▸ **TASK DIRECTIONS**
Copy each line below without leaving any out.

start DATA FOR THE TASK

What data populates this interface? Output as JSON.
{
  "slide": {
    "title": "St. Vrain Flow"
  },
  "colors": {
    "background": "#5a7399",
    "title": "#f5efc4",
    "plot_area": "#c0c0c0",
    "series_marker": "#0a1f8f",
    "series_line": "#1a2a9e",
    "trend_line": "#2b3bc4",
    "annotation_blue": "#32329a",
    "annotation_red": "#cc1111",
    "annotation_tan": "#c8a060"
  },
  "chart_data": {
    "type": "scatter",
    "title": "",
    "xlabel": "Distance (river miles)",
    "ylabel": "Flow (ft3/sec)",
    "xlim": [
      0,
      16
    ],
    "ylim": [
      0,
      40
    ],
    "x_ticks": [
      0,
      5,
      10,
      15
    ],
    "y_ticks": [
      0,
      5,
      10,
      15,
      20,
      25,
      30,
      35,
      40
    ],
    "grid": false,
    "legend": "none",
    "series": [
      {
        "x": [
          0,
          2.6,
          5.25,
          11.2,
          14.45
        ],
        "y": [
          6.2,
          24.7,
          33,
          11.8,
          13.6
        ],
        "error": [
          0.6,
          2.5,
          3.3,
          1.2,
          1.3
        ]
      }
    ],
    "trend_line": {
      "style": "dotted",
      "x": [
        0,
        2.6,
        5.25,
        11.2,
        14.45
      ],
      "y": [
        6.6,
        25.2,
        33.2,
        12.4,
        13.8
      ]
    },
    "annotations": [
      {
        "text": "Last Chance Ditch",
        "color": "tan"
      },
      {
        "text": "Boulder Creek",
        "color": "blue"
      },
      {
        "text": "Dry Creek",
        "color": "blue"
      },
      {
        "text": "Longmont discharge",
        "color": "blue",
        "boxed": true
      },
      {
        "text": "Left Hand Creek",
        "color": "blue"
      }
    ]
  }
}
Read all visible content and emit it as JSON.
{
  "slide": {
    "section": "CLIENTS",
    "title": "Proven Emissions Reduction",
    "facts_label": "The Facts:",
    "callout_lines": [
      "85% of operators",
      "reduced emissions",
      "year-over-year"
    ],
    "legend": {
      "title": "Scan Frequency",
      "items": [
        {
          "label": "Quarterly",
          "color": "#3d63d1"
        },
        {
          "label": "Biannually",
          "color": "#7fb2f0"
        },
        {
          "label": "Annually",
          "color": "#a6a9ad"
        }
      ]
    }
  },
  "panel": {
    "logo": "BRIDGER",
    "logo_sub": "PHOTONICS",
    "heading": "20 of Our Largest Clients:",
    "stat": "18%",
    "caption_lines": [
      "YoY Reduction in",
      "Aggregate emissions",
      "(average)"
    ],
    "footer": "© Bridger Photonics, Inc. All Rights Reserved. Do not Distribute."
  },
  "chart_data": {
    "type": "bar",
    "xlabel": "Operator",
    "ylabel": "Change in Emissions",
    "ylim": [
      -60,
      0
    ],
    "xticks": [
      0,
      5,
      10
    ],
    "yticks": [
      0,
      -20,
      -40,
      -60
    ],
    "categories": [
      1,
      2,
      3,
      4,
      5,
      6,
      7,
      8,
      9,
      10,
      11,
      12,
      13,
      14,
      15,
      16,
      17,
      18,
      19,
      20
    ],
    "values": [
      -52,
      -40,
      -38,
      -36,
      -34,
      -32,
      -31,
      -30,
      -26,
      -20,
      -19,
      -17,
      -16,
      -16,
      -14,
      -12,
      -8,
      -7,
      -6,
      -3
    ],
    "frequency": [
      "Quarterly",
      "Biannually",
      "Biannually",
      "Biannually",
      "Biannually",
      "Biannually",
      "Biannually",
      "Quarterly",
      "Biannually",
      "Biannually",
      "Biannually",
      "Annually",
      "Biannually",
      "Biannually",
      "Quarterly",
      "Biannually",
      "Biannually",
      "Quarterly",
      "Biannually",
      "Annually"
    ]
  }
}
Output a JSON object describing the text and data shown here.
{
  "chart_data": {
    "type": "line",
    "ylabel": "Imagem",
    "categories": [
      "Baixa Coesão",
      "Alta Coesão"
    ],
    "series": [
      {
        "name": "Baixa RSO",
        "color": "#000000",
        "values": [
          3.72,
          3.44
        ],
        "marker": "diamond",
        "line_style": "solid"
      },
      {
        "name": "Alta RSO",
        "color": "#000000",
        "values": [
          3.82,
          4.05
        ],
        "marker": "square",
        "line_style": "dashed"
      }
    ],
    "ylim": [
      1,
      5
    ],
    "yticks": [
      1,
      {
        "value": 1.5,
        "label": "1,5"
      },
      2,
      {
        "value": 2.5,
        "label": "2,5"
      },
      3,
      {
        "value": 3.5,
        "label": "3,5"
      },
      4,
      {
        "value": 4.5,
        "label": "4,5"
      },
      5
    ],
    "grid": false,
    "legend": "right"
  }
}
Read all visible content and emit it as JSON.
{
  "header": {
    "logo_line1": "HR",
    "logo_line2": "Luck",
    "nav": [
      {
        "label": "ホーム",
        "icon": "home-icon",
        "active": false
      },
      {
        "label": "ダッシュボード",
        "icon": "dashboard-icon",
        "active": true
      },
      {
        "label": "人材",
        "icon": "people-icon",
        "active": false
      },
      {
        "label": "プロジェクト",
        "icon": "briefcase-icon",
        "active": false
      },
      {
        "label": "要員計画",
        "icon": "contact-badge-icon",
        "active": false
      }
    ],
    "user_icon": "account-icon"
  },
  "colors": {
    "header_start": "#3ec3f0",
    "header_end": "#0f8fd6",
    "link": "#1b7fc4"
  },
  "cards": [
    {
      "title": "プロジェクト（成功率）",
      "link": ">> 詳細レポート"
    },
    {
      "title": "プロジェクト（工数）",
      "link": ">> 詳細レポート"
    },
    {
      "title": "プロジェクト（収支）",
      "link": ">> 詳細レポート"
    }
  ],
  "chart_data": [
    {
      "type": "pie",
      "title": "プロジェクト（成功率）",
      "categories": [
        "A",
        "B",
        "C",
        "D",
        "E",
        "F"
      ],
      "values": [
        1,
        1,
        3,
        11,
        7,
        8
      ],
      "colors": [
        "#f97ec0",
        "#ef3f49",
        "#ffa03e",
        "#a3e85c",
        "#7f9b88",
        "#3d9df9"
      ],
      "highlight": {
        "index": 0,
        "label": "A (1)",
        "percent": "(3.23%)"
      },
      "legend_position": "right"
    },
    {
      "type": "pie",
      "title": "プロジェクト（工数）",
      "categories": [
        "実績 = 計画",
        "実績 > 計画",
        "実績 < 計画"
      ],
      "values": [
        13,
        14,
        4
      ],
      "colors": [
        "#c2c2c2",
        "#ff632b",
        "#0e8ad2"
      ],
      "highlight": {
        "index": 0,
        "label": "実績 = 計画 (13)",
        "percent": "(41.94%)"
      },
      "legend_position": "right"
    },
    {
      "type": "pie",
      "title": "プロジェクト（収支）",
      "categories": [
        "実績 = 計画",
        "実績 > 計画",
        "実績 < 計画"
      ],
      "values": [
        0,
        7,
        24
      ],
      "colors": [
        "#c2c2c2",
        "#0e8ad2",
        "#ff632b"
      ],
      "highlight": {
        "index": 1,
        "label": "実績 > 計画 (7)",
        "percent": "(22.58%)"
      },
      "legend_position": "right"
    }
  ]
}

end DATA FOR THE TASK

▸ **ANSWER BELOW**
What data populates this interface? Output as JSON.
{
  "slide": {
    "title": "St. Vrain Flow"
  },
  "colors": {
    "background": "#5a7399",
    "title": "#f5efc4",
    "plot_area": "#c0c0c0",
    "series_marker": "#0a1f8f",
    "series_line": "#1a2a9e",
    "trend_line": "#2b3bc4",
    "annotation_blue": "#32329a",
    "annotation_red": "#cc1111",
    "annotation_tan": "#c8a060"
  },
  "chart_data": {
    "type": "scatter",
    "title": "",
    "xlabel": "Distance (river miles)",
    "ylabel": "Flow (ft3/sec)",
    "xlim": [
      0,
      16
    ],
    "ylim": [
      0,
      40
    ],
    "x_ticks": [
      0,
      5,
      10,
      15
    ],
    "y_ticks": [
      0,
      5,
      10,
      15,
      20,
      25,
      30,
      35,
      40
    ],
    "grid": false,
    "legend": "none",
    "series": [
      {
        "x": [
          0,
          2.6,
          5.25,
          11.2,
          14.45
        ],
        "y": [
          6.2,
          24.7,
          33,
          11.8,
          13.6
        ],
        "error": [
          0.6,
          2.5,
          3.3,
          1.2,
          1.3
        ]
      }
    ],
    "trend_line": {
      "style": "dotted",
      "x": [
        0,
        2.6,
        5.25,
        11.2,
        14.45
      ],
      "y": [
        6.6,
        25.2,
        33.2,
        12.4,
        13.8
      ]
    },
    "annotations": [
      {
        "text": "Last Chance Ditch",
        "color": "tan"
      },
      {
        "text": "Boulder Creek",
        "color": "blue"
      },
      {
        "text": "Dry Creek",
        "color": "blue"
      },
      {
        "text": "Longmont discharge",
        "color": "blue",
        "boxed": true
      },
      {
        "text": "Left Hand Creek",
        "color": "blue"
      }
    ]
  }
}
Read all visible content and emit it as JSON.
{
  "slide": {
    "section": "CLIENTS",
    "title": "Proven Emissions Reduction",
    "facts_label": "The Facts:",
    "callout_lines": [
      "85% of operators",
      "reduced emissions",
      "year-over-year"
    ],
    "legend": {
      "title": "Scan Frequency",
      "items": [
        {
          "label": "Quarterly",
          "color": "#3d63d1"
        },
        {
          "label": "Biannually",
          "color": "#7fb2f0"
        },
        {
          "label": "Annually",
          "color": "#a6a9ad"
        }
      ]
    }
  },
  "panel": {
    "logo": "BRIDGER",
    "logo_sub": "PHOTONICS",
    "heading": "20 of Our Largest Clients:",
    "stat": "18%",
    "caption_lines": [
      "YoY Reduction in",
      "Aggregate emissions",
      "(average)"
    ],
    "footer": "© Bridger Photonics, Inc. All Rights Reserved. Do not Distribute."
  },
  "chart_data": {
    "type": "bar",
    "xlabel": "Operator",
    "ylabel": "Change in Emissions",
    "ylim": [
      -60,
      0
    ],
    "xticks": [
      0,
      5,
      10
    ],
    "yticks": [
      0,
      -20,
      -40,
      -60
    ],
    "categories": [
      1,
      2,
      3,
      4,
      5,
      6,
      7,
      8,
      9,
      10,
      11,
      12,
      13,
      14,
      15,
      16,
      17,
      18,
      19,
      20
    ],
    "values": [
      -52,
      -40,
      -38,
      -36,
      -34,
      -32,
      -31,
      -30,
      -26,
      -20,
      -19,
      -17,
      -16,
      -16,
      -14,
      -12,
      -8,
      -7,
      -6,
      -3
    ],
    "frequency": [
      "Quarterly",
      "Biannually",
      "Biannually",
      "Biannually",
      "Biannually",
      "Biannually",
      "Biannually",
      "Quarterly",
      "Biannually",
      "Biannually",
      "Biannually",
      "Annually",
      "Biannually",
      "Biannually",
      "Quarterly",
      "Biannually",
      "Biannually",
      "Quarterly",
      "Biannually",
      "Annually"
    ]
  }
}
Output a JSON object describing the text and data shown here.
{
  "chart_data": {
    "type": "line",
    "ylabel": "Imagem",
    "categories": [
      "Baixa Coesão",
      "Alta Coesão"
    ],
    "series": [
      {
        "name": "Baixa RSO",
        "color": "#000000",
        "values": [
          3.72,
          3.44
        ],
        "marker": "diamond",
        "line_style": "solid"
      },
      {
        "name": "Alta RSO",
        "color": "#000000",
        "values": [
          3.82,
          4.05
        ],
        "marker": "square",
        "line_style": "dashed"
      }
    ],
    "ylim": [
      1,
      5
    ],
    "yticks": [
      1,
      {
        "value": 1.5,
        "label": "1,5"
      },
      2,
      {
        "value": 2.5,
        "label": "2,5"
      },
      3,
      {
        "value": 3.5,
        "label": "3,5"
      },
      4,
      {
        "value": 4.5,
        "label": "4,5"
      },
      5
    ],
    "grid": false,
    "legend": "right"
  }
}
Read all visible content and emit it as JSON.
{
  "header": {
    "logo_line1": "HR",
    "logo_line2": "Luck",
    "nav": [
      {
        "label": "ホーム",
        "icon": "home-icon",
        "active": false
      },
      {
        "label": "ダッシュボード",
        "icon": "dashboard-icon",
        "active": true
      },
      {
        "label": "人材",
        "icon": "people-icon",
        "active": false
      },
      {
        "label": "プロジェクト",
        "icon": "briefcase-icon",
        "active": false
      },
      {
        "label": "要員計画",
        "icon": "contact-badge-icon",
        "active": false
      }
    ],
    "user_icon": "account-icon"
  },
  "colors": {
    "header_start": "#3ec3f0",
    "header_end": "#0f8fd6",
    "link": "#1b7fc4"
  },
  "cards": [
    {
      "title": "プロジェクト（成功率）",
      "link": ">> 詳細レポート"
    },
    {
      "title": "プロジェクト（工数）",
      "link": ">> 詳細レポート"
    },
    {
      "title": "プロジェクト（収支）",
      "link": ">> 詳細レポート"
    }
  ],
  "chart_data": [
    {
      "type": "pie",
      "title": "プロジェクト（成功率）",
      "categories": [
        "A",
        "B",
        "C",
        "D",
        "E",
        "F"
      ],
      "values": [
        1,
        1,
        3,
        11,
        7,
        8
      ],
      "colors": [
        "#f97ec0",
        "#ef3f49",
        "#ffa03e",
        "#a3e85c",
        "#7f9b88",
        "#3d9df9"
      ],
      "highlight": {
        "index": 0,
        "label": "A (1)",
        "percent": "(3.23%)"
      },
      "legend_position": "right"
    },
    {
      "type": "pie",
      "title": "プロジェクト（工数）",
      "categories": [
        "実績 = 計画",
        "実績 > 計画",
        "実績 < 計画"
      ],
      "values": [
        13,
        14,
        4
      ],
      "colors": [
        "#c2c2c2",
        "#ff632b",
        "#0e8ad2"
      ],
      "highlight": {
        "index": 0,
        "label": "実績 = 計画 (13)",
        "percent": "(41.94%)"
      },
      "legend_position": "right"
    },
    {
      "type": "pie",
      "title": "プロジェクト（収支）",
      "categories": [
        "実績 = 計画",
        "実績 > 計画",
        "実績 < 計画"
      ],
      "values": [
        0,
        7,
        24
      ],
      "colors": [
        "#c2c2c2",
        "#0e8ad2",
        "#ff632b"
      ],
      "highlight": {
        "index": 1,
        "label": "実績 > 計画 (7)",
        "percent": "(22.58%)"
      },
      "legend_position": "right"
    }
  ]
}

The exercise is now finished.